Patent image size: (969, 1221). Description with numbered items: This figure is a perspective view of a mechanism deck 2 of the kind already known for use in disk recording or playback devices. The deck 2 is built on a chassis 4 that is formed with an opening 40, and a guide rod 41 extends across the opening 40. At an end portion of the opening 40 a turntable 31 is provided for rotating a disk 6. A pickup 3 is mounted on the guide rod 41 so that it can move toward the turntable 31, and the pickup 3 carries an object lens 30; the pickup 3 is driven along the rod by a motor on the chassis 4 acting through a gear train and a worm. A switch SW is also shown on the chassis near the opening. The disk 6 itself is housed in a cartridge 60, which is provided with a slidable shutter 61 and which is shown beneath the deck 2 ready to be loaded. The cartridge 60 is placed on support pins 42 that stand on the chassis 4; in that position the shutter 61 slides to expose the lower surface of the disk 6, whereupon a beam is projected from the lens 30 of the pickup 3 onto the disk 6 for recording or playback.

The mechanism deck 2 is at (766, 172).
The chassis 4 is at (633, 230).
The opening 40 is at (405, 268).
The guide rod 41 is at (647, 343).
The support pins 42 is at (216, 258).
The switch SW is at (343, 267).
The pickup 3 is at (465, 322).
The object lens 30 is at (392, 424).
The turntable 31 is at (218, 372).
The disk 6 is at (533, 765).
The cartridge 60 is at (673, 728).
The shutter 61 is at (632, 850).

---

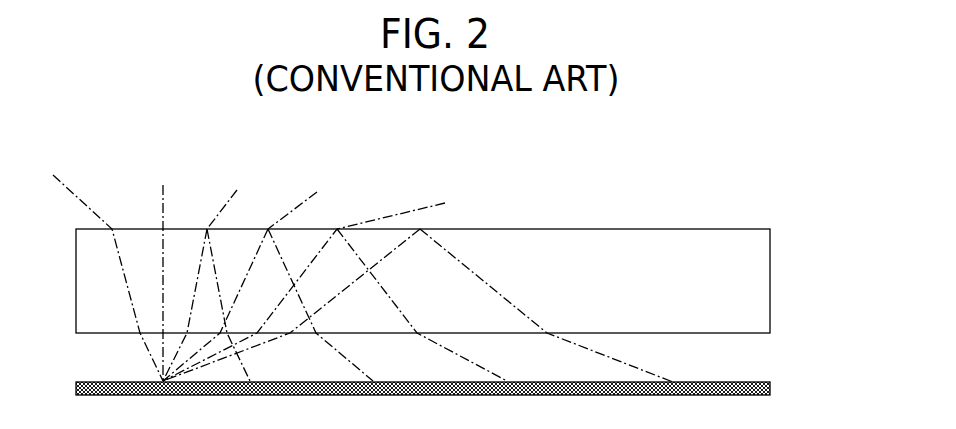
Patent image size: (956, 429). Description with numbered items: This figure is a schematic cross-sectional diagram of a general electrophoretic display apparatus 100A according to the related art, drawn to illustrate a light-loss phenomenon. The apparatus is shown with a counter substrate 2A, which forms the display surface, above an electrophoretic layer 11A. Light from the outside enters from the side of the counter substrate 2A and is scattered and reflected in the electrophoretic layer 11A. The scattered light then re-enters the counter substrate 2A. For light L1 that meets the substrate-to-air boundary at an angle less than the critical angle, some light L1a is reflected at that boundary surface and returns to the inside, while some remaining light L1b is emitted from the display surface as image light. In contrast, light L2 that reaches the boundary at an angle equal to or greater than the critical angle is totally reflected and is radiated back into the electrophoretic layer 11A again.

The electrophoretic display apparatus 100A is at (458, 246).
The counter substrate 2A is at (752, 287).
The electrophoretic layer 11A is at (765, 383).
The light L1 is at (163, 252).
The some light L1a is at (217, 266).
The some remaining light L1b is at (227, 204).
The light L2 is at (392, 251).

---

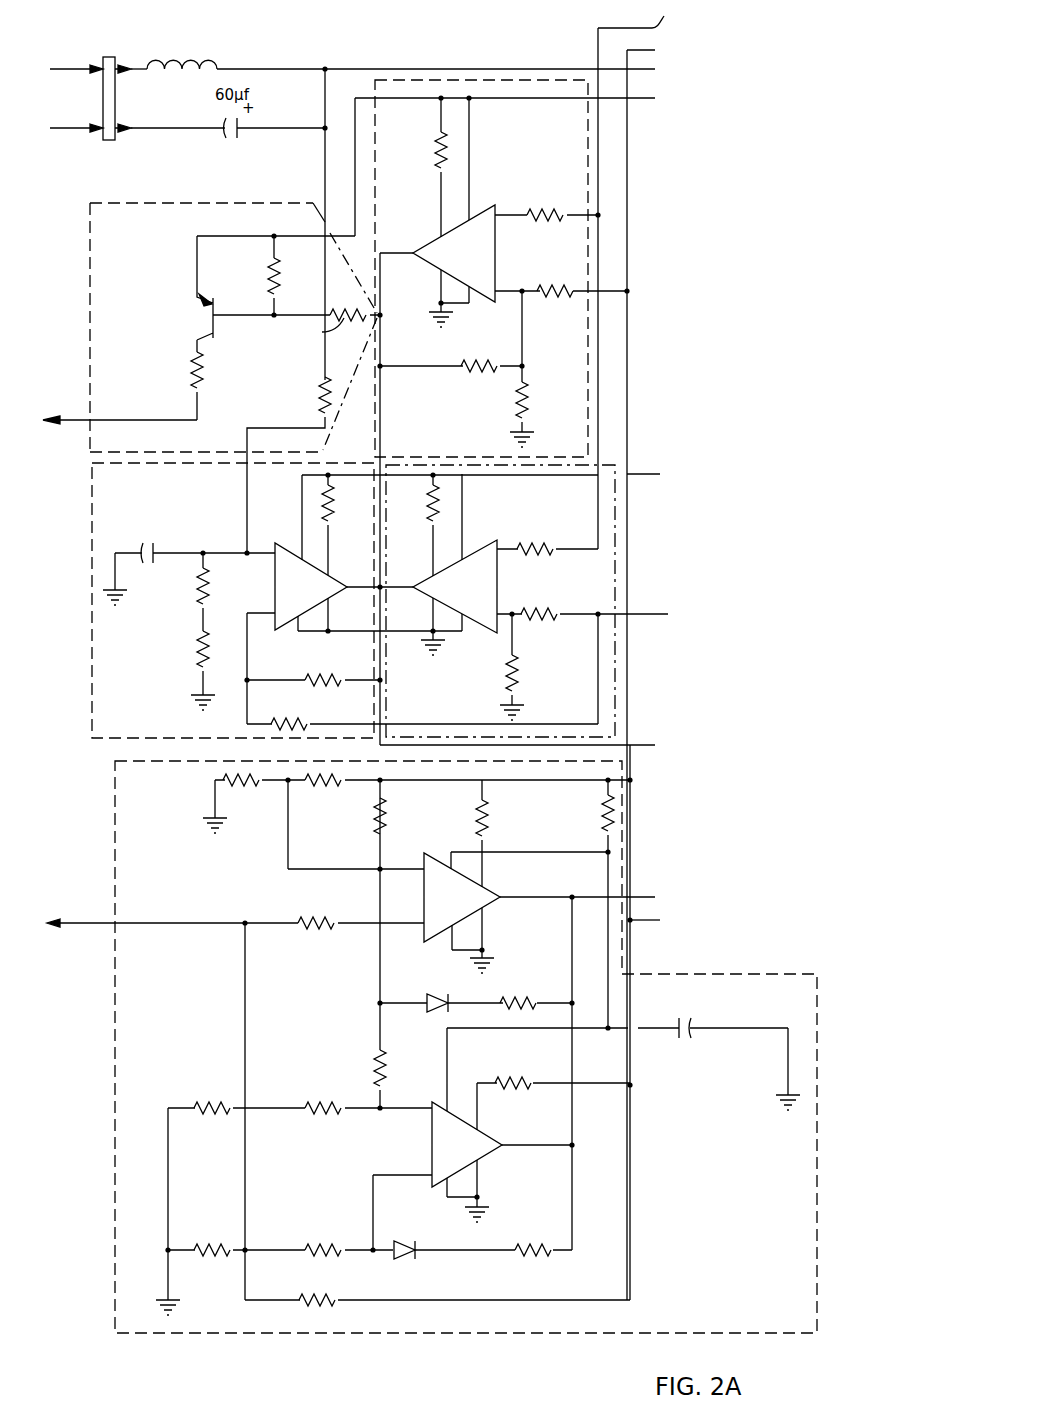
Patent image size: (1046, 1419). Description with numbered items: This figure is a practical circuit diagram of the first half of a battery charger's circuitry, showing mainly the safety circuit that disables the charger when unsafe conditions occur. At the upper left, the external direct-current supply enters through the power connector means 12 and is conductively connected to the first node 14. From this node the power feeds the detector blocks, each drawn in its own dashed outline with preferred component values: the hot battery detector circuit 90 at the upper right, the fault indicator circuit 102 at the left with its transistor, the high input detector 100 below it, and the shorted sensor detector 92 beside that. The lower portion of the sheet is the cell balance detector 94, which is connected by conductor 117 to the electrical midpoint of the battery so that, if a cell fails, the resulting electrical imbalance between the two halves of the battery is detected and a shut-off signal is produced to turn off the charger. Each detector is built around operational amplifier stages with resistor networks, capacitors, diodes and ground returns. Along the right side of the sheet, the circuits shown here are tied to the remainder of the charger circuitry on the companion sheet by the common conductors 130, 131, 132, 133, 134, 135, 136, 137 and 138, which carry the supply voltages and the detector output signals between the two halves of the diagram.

* _STATED TASK_: Update the stretch from the line containing "Patent image size: (969, 1221)." through the line containing "The shutter 61 is at (632, 850).", replacing "perspective view" with "three-dimensional view" and leaving all else as it is. Return only those lines.

* _REPLY TO THE EXERCISE_:
Patent image size: (969, 1221). Description with numbered items: This figure is a three-dimensional view of a mechanism deck 2 of the kind already known for use in disk recording or playback devices. The deck 2 is built on a chassis 4 that is formed with an opening 40, and a guide rod 41 extends across the opening 40. At an end portion of the opening 40 a turntable 31 is provided for rotating a disk 6. A pickup 3 is mounted on the guide rod 41 so that it can move toward the turntable 31, and the pickup 3 carries an object lens 30; the pickup 3 is driven along the rod by a motor on the chassis 4 acting through a gear train and a worm. A switch SW is also shown on the chassis near the opening. The disk 6 itself is housed in a cartridge 60, which is provided with a slidable shutter 61 and which is shown beneath the deck 2 ready to be loaded. The cartridge 60 is placed on support pins 42 that stand on the chassis 4; in that position the shutter 61 slides to expose the lower surface of the disk 6, whereupon a beam is projected from the lens 30 of the pickup 3 onto the disk 6 for recording or playback.

The mechanism deck 2 is at (766, 172).
The chassis 4 is at (633, 230).
The opening 40 is at (405, 268).
The guide rod 41 is at (647, 343).
The support pins 42 is at (216, 258).
The switch SW is at (343, 267).
The pickup 3 is at (465, 322).
The object lens 30 is at (392, 424).
The turntable 31 is at (218, 372).
The disk 6 is at (533, 765).
The cartridge 60 is at (673, 728).
The shutter 61 is at (632, 850).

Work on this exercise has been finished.